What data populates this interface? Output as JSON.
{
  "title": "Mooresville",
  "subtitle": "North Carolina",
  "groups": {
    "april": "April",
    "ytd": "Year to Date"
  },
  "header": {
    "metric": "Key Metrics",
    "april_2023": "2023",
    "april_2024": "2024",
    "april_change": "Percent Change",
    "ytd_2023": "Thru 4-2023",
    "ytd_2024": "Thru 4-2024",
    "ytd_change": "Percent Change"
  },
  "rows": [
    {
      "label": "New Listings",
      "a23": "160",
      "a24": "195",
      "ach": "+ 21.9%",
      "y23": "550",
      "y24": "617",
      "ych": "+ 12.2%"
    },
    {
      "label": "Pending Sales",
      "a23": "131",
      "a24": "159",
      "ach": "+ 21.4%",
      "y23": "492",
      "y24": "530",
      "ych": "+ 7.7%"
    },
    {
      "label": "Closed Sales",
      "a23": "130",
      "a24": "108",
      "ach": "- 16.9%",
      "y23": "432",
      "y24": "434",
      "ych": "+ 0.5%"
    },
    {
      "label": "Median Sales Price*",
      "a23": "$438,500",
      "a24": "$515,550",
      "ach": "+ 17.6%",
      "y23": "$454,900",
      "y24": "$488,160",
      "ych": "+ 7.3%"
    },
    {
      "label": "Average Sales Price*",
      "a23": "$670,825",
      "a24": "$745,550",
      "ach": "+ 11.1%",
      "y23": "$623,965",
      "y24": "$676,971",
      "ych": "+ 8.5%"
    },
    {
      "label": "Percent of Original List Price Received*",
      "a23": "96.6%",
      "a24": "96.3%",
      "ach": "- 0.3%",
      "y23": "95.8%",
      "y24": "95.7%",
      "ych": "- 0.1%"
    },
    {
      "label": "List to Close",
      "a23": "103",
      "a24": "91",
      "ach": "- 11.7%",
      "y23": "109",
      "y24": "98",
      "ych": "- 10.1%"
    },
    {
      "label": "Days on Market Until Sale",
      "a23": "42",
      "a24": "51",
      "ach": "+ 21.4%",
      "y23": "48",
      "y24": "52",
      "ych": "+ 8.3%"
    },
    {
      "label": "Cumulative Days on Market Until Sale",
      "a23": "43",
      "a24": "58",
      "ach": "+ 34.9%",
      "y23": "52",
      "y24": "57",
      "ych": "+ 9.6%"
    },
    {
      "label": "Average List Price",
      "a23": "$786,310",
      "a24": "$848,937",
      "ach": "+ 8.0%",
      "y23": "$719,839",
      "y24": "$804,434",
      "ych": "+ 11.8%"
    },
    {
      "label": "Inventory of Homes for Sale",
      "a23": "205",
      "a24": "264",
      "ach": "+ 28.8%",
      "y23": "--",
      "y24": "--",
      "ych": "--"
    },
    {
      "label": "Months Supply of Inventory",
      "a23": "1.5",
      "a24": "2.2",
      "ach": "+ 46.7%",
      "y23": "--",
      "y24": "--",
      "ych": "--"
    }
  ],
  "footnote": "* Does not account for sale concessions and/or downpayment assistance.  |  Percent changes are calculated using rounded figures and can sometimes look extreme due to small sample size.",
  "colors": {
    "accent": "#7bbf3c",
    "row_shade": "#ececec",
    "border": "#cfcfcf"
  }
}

» **WHAT YOU ARE ASKED TO DO**
Gather all lines where the word "Market" appears.

» **ANSWER IN FULL**
      "label": "Days on Market Until Sale",
      "label": "Cumulative Days on Market Until Sale",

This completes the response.